*ÜBUNGSZIEL*
Gib aus dem Text über das Irak-Embargo den Abschnitt wortgetreu wieder, der mit „Was sind die“ beginnt und sich bis einschließlich „gewohnt überzeugend aus.“ fortsetzt.

*TEXTAUSZUG*
━━━━━━━━━━

Es vereint Autoren wie die UNO-Diplomaten Hans von Sponeck und Jutta Burghardt, die im vergangenen Jahr aus Protest gegen das Embargo von ihren Koordinationsfunktionen zwischen den Vereinten Nationen und dem Irak zurückgetreten sind, den ehemaligen US-Justizminister Ramsey Clark, den Sozialwissenschaftler Noam Chomsky, Journalisten wie Felicity Arbuthnot, John Polger, und Robert Fisk, sowie Stimmen aus dem Irak selbst - letzteres ein Tabubruch, den die fleißigen Kritiker der Sanktionsgegner wohl mit Genuß geißeln werden.

Die Tragödie im Irak spielt sich »scheinbar innerhalb des durch die Vereinten Nationen abgesteckten Rechtsrahmens ab«, schreibt der Hamburger Völkerrechtler Norman Paech. »Die am 6. August 1990 erstmals durch den UNO- Sicherheitsrat verhängten Wirtschaftssanktionen, die auch nach der Vertreibung der irakischen Truppen aus Kuwait aufrechterhalten wurden, dauern immer noch an. Bereits nach zwei Jahren hatten sie tiefe Spuren in der irakischen Gesellschaft hinterlassen: wachsende Verarmung, Unterernährung, unzureichende medizinische Versorgung und hohe Sterblichkeit vor allem bei Kindern. Im Juni 1999 meldete das irakische Gesundheitsministerium mehr als eine Million Todesopfer infolge der Sanktionen, deren Auswirkungen auch durch das zwischenzeitlich gebilligte Programm >Lebensmittel für Erdöl< nicht wesentlich gemildert werden können.« Die verantwortlichen Diplomaten der Vereinten Nationen, Hans von Sponeck und Jutta Burghardt sowie Denis Halliday, die selbst im Irakt tätig waren, bekräftigen in ihren Buchbeiträgen die hier zitierten Aussagen nachdrücklich.

Aufgrund der anhaltenden US-amerikanischen Obstruktionspolitik könne sich der Sicherheitsrat der Vereinten Nationen nicht zu einer Revision seiner Sanktionspolitik entschließen. Obwohl diese, so Paech, »alle humanitären Standards, an die sich auch Sanktionen des Sicherheitsrats zu halten haben, im Laufe der Jahre verlassen« hat.

Was sind die Motive und Konsequenzen der US- amerikanischen Irak-Politik sowie der anhaltenden Zerstörung des Zweistromlandes, fragen die beiden US-amerikanischen Wissenschaftler und Friedensaktivisten Noam Chomsky und Ramsey Clark. Öl, Öl, Öl und nochmals Öl, möchte man in aller Kürze sagen. Washington geht es um die strategische Kontrolle einer der wirtschaftlich wichtigsten und rohstoffreichsten Regionen der Welt. Nicht einmal in Ansätzen spielen der Schutz von Menschenrechten oder die Durchsetzung demokratischer Normen in diesem Powerplay eine Rolle, führen die beiden in ihren Aufsätzen über die Hintergründe des Golfkrieges und das Irak-Embargo gewohnt überzeugend aus.

━━━━━━━━━━

*BEREITGESTELLTES MATERIAL*
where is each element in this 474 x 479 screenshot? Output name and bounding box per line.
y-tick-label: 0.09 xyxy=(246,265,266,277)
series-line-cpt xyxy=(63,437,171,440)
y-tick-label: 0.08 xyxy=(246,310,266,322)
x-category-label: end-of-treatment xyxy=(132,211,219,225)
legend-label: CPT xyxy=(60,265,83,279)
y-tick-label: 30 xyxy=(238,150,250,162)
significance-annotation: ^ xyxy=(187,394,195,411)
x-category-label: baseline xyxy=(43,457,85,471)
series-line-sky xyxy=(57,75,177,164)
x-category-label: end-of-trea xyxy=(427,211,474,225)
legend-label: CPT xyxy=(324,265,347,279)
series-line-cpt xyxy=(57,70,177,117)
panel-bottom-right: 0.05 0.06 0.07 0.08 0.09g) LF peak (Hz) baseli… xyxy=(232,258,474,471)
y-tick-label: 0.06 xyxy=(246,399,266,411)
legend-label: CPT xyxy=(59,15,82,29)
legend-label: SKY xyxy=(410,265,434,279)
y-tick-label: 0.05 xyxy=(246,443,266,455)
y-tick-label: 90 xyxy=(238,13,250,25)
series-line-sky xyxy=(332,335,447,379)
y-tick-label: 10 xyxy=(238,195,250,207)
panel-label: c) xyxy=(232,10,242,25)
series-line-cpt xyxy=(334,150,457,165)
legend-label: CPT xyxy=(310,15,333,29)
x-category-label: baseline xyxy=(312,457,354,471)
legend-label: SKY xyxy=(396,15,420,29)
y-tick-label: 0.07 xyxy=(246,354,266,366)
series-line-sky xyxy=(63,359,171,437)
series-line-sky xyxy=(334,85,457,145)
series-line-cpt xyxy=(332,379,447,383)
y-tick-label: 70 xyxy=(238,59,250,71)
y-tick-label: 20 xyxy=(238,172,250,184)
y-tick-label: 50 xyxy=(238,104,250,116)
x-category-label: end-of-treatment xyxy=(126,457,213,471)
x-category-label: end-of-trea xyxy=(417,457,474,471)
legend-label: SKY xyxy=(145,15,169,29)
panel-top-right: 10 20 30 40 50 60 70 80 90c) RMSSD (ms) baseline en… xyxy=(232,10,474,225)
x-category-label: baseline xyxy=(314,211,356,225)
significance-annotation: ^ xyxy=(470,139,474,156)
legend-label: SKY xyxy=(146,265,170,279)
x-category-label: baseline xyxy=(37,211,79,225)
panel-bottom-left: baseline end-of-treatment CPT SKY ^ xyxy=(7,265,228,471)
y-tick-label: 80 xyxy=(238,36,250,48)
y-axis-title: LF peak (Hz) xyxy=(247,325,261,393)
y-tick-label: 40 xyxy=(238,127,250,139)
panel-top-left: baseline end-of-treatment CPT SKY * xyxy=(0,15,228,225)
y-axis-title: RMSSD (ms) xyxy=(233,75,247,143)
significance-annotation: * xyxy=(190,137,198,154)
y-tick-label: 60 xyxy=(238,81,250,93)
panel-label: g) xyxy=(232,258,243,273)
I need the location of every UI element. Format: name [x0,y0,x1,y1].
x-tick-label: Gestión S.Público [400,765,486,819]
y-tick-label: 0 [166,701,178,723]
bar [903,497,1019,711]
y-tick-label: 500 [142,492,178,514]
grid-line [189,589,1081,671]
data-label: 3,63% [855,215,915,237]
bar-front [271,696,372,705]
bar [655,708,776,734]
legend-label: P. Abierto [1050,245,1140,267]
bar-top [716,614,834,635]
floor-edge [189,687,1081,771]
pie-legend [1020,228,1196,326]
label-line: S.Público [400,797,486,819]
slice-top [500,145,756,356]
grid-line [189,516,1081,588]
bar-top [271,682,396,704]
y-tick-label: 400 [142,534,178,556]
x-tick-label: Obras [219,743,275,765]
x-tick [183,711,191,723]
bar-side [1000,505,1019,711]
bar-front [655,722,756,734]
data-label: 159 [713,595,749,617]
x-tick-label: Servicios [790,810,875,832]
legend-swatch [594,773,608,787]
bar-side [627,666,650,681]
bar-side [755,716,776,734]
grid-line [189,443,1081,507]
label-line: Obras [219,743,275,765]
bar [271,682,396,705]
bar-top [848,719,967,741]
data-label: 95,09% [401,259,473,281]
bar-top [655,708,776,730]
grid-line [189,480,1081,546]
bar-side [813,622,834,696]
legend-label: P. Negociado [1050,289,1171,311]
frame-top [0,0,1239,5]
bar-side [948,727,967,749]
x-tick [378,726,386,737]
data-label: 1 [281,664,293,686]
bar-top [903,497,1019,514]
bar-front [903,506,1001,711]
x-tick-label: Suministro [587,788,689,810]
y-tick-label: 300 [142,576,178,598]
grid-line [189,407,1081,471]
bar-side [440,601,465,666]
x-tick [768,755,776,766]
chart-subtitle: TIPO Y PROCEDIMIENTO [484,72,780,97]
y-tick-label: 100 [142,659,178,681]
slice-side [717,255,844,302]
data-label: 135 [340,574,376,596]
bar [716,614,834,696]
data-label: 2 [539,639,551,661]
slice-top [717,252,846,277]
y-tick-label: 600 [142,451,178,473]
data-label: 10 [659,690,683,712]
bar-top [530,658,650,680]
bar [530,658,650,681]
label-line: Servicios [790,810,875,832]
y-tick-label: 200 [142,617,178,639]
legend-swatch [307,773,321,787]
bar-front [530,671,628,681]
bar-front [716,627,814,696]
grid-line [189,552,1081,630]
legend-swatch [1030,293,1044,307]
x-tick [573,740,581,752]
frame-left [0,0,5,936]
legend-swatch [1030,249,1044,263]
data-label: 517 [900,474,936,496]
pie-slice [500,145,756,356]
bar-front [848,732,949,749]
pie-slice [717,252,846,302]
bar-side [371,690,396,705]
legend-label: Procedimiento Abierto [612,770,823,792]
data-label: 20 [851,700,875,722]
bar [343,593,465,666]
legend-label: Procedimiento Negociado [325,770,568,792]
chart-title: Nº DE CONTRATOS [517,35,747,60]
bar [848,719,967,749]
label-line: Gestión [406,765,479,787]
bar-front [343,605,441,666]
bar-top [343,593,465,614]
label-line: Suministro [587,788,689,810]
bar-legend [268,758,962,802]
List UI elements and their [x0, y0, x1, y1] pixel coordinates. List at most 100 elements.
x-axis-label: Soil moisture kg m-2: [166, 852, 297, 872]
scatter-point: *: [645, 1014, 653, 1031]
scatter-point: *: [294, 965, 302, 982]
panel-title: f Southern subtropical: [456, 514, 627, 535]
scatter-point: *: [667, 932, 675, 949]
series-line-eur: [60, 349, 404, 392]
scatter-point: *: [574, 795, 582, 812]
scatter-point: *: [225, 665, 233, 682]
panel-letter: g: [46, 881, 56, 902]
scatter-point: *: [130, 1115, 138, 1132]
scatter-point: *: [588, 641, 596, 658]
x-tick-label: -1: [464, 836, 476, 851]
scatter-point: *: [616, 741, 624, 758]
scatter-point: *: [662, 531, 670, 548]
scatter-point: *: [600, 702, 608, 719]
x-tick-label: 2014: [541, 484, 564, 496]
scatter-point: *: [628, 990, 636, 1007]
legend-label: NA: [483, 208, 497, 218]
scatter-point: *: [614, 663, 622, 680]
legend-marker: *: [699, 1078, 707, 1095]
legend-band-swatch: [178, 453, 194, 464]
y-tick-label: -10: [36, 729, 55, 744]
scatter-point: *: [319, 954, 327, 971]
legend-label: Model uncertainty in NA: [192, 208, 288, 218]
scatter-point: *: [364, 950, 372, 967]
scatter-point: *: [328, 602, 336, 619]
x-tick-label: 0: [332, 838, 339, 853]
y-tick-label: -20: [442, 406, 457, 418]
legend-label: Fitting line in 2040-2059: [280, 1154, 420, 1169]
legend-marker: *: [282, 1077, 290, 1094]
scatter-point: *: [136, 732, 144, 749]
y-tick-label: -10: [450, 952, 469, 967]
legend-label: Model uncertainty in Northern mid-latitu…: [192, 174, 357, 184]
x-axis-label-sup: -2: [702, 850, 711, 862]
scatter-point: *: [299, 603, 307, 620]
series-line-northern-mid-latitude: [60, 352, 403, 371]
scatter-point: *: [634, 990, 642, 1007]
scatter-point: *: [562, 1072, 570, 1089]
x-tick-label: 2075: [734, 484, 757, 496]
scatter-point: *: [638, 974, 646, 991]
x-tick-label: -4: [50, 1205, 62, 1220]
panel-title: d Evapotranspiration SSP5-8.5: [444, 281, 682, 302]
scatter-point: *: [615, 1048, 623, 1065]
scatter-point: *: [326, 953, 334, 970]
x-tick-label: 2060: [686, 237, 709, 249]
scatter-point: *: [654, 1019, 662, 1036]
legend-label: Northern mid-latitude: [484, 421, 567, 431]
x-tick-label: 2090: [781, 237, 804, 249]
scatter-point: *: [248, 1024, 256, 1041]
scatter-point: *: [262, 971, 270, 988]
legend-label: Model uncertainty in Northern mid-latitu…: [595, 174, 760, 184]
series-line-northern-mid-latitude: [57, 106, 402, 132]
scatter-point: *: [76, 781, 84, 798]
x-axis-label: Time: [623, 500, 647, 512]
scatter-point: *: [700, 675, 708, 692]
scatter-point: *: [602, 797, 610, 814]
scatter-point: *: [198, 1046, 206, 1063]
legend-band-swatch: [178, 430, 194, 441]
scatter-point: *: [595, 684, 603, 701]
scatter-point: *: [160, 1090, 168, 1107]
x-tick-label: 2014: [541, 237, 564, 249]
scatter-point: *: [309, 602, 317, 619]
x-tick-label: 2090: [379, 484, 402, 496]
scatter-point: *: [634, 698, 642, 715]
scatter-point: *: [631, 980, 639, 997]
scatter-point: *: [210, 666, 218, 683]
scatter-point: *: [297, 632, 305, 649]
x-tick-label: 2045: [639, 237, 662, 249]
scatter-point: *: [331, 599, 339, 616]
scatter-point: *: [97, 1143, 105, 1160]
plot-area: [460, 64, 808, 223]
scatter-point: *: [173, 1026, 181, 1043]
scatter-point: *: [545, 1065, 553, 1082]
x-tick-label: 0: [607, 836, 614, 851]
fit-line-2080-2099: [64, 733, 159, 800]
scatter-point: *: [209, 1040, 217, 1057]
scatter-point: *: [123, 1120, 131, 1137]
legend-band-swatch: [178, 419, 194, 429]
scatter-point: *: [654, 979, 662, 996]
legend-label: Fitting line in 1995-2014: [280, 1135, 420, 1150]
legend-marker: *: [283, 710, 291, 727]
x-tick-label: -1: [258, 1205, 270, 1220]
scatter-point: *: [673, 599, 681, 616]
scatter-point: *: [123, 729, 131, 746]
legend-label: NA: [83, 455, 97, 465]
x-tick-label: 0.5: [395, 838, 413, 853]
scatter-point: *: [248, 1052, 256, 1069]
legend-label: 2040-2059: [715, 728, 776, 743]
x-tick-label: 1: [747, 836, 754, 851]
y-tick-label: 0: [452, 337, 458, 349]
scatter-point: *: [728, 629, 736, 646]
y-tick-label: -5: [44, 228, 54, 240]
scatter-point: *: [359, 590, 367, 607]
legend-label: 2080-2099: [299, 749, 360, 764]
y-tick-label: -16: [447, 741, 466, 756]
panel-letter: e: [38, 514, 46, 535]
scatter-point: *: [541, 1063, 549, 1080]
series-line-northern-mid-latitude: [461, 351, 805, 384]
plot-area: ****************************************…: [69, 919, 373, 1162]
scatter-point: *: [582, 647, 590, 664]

━━━━━━━━━━

*LÖSUNG*
Was sind die Motive und Konsequenzen der US- amerikanischen Irak-Politik sowie der anhaltenden Zerstörung des Zweistromlandes, fragen die beiden US-amerikanischen Wissenschaftler und Friedensaktivisten Noam Chomsky und Ramsey Clark. Öl, Öl, Öl und nochmals Öl, möchte man in aller Kürze sagen. Washington geht es um die strategische Kontrolle einer der wirtschaftlich wichtigsten und rohstoffreichsten Regionen der Welt. Nicht einmal in Ansätzen spielen der Schutz von Menschenrechten oder die Durchsetzung demokratischer Normen in diesem Powerplay eine Rolle, führen die beiden in ihren Aufsätzen über die Hintergründe des Golfkrieges und das Irak-Embargo gewohnt überzeugend aus.